= Exercise 1 =
List every person the passage on coral damage below names with the title "Dr."
= Exercise 2 =
Resume the passage on coral damage below, picking up after its final sentence.

= Passage for review =
━━━

Meanwhile, the coral condition in the identified landing site is “as good to excellent based on live coral cover and biodiversity” as studied by the group led by Dr. Filipina Sotto2 (with Dr.Cleto Nanola), and another study undertaken by independent Davao-based marine biologist Dr. John Michael Lacson.

A documentation in December 2022 done separately by Dr. Fred Medina and Dr. Lacson revealed a classroom-size of corals damaged in one anchor (out of 4 in one site) at the doorstep of Paradise Reef (across the 2nd jetty). At least 800 sq. m. of corals are expected to be damaged by their soil sample drillings, in the same period.

SDM stressed that as the project conducted a new “pier/wharf” along the bridge alignment on the Samal side, an area along Pts. 89 and 90 are where there is an Acropora valley or a vast spread of hard corals, have been damaged, since the drillings started in January 2024.

It added 12 classroom-size or about 800 sq.m. of corals are expected to be damaged considering the area alone. SDM added as of June 9 latest monitoring, the coral graveyard now at the side of Samal is easily 1 hectare.

“We invite the DPWH team (national and local) as well as the MMT to do a monitoring dive with us and our marine experts to have an honest and serious discussion on what the plans for the corals are,” SDM said.

Silt curtains were and will be ineffective

SDM maintained that if the DPWH used silt curtains, it “apparently did not work” as their December 2022 drillings caused turbidity, siltation, and sedimentation at the Paradise Reef. 

“Have these limitations been tested against the current and tides of Davao Gulf, considering that DPWH admitted that they have only just recently finished the design (detailed engineering design of the project)?” it said.

In their letter to DENR XI regional director Bagani Fidel Evasco in Dec 2022, it had documented drilling on top of the corals, a trail of oil and grease, and kitchen waste from the barge, domestic sewages flushed to the sea, and anchorage made on top and through live corals destroying at least 20 sq meters (1 anchor alone) as per Dr. Lacson assessment in Dec 7.

DENR received the letter on Dec. 21 as per the stamp on the copy letter. 

No such thing as easy replacement 

SDM maintained in its statement coral reef restoration is complex and “requires a whole governance of coral restoration” which they find lacking given that BFAR did not even have plans laid out for the affected fisherfolks of Samal and Davao.

“We believe that the public is intelligent enough to see that centennial table corals cannot be replaced by artificial reefs,” SDM added.

━━━

= Supplied records =
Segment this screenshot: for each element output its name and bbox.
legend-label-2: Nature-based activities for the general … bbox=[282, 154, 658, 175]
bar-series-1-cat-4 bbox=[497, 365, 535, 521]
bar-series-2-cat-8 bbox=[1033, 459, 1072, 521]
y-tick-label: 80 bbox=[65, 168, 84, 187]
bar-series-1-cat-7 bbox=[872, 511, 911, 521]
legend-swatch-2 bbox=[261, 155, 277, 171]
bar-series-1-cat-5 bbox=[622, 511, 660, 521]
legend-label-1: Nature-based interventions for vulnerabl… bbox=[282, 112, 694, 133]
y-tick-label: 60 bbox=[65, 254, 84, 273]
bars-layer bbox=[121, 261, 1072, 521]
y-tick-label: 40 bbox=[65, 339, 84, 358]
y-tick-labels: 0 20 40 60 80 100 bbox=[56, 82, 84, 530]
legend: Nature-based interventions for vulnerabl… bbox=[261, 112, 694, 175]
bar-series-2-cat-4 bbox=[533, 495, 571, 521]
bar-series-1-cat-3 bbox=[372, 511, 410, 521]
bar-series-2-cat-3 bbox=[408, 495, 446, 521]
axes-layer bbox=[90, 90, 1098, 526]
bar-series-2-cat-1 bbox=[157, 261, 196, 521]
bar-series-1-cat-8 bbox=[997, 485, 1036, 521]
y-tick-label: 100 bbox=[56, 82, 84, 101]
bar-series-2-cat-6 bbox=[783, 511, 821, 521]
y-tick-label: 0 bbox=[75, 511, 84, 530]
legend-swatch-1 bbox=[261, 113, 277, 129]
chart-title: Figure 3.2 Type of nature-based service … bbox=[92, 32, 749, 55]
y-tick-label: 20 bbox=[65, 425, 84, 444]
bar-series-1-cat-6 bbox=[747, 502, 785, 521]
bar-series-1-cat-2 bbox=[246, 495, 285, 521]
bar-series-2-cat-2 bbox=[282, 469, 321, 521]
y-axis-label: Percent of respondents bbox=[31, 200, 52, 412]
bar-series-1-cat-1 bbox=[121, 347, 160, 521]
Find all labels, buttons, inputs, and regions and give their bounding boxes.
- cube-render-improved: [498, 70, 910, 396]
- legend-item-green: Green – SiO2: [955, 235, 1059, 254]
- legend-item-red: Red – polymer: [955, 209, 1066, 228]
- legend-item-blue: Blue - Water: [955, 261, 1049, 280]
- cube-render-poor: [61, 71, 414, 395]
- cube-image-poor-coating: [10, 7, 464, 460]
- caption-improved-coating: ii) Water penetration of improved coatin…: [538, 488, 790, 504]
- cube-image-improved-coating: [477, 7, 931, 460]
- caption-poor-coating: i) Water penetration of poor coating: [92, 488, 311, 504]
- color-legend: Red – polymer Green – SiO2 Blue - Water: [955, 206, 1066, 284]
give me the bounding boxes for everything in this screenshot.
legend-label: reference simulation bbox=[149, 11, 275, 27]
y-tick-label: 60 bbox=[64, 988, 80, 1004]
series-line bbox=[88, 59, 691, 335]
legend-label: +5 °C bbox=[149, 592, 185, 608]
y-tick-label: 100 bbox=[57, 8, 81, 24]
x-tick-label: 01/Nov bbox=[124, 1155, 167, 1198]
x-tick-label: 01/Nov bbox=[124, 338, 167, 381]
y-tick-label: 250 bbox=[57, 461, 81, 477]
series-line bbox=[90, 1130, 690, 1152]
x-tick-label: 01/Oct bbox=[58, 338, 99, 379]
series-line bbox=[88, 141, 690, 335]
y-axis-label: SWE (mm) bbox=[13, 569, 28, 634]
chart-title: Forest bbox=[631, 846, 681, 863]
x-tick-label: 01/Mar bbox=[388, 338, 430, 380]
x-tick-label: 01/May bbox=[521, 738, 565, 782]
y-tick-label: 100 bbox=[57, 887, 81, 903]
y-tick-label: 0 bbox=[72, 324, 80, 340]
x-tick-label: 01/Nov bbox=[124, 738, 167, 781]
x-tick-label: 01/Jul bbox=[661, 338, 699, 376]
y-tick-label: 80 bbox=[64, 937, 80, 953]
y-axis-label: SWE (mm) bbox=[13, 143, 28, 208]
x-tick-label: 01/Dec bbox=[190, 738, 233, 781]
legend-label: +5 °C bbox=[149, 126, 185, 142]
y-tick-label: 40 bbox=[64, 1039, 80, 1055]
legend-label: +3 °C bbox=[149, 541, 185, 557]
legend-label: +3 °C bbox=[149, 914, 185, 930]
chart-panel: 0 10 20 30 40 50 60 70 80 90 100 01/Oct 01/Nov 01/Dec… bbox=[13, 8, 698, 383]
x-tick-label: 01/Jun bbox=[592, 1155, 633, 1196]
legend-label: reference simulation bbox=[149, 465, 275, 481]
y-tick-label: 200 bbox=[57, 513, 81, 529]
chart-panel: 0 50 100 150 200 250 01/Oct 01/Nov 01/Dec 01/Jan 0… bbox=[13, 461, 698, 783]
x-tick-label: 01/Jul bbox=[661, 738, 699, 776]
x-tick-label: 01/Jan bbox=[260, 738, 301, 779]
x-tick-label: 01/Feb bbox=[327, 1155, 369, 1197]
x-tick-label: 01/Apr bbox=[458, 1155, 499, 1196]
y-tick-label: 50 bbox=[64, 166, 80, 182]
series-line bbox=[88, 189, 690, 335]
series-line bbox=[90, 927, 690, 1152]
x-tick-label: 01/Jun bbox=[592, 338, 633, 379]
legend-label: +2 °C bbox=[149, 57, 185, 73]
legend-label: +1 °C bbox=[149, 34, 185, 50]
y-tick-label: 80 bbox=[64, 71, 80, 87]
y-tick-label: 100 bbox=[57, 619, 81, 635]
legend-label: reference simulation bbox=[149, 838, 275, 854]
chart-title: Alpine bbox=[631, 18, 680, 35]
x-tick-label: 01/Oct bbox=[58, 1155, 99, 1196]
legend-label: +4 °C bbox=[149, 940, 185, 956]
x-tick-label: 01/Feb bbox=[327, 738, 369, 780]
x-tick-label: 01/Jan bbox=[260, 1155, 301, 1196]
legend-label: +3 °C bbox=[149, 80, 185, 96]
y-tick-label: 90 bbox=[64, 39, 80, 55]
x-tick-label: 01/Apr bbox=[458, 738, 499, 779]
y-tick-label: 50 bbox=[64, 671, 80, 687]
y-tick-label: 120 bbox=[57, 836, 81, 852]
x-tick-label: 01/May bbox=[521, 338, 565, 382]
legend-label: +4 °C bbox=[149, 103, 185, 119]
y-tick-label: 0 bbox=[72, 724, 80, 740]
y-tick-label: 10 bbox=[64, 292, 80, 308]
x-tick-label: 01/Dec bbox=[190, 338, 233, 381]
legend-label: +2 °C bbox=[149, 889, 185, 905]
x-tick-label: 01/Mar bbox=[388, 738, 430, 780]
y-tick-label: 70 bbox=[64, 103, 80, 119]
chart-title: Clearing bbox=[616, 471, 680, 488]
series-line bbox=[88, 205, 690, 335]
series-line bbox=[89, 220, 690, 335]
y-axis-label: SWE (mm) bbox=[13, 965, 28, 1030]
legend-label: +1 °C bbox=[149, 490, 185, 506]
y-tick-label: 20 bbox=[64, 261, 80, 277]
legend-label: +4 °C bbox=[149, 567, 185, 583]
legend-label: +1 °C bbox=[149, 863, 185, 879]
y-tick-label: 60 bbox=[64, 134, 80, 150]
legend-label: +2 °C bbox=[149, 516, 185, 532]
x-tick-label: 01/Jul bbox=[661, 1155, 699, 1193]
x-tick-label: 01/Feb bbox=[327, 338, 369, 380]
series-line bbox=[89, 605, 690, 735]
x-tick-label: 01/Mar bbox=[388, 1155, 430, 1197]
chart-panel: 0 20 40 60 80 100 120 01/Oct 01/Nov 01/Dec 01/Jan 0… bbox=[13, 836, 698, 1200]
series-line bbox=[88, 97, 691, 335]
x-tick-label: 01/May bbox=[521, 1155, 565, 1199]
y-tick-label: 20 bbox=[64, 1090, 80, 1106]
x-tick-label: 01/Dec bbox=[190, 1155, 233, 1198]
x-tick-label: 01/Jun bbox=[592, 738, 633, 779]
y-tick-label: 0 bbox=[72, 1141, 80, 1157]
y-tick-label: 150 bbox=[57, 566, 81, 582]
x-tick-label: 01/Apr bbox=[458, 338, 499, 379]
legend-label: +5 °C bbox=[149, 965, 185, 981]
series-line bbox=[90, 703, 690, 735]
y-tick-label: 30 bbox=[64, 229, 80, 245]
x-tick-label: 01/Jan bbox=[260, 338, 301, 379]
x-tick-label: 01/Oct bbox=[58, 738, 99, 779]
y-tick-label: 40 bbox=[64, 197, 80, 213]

━━━

= Output 1 =
Filipina Sotto, Cleto Nanola, John Michael Lacson, Fred Medina

= Output 2 =
It also questioned the existence of a multi-partite monitoring team (MMT) on April 20, 2023, that did not include any environmental group. 

It stressed that progress should not be achieved at the expense of the corals and trees, given the World Environment Day 2024 commemoration.

“The cost of restoration of corals today can easily be at PhP 22,281/sq.m. equivalent to P223-M just on ecological restoration alone. What about fish productivity (Hizon MPA has a biomass of 48.80 metric tons/sq. km.). And what about climate security and the costs of ocean warming?” it said.

The plea

SDM maintained that they are firm in their call to immediate suspension of all construction activities that impact coral reefs until independent marine scientists develop and approve comprehensive environmental assessments and mitigation plans.

They also called for a collaborative restoration effort to be “scientifically sound” and involving marine biologists, conservation organizations, and the community, and enforcing stricter regulations to protect Paradise Reef and Hizon MPA further.

It added that DPWH should also be transparent when reporting the impacts of the project including the damage, and limitations of proposed measures.

“We are on the verge of breaching the 1.5C limit set in the Paris Agreement at COP 21 (December 2015). This year we have been feeling what is now termed global boiling: temperatures so high that health and public safety, food security, and biodiversity are severely compromised,” SDM said.

“This is no time for false narratives and outright lies. When the survival of our children and our planet is at stake, we all must yield to truth-seeking, truth-telling, and truth-defense,” it added.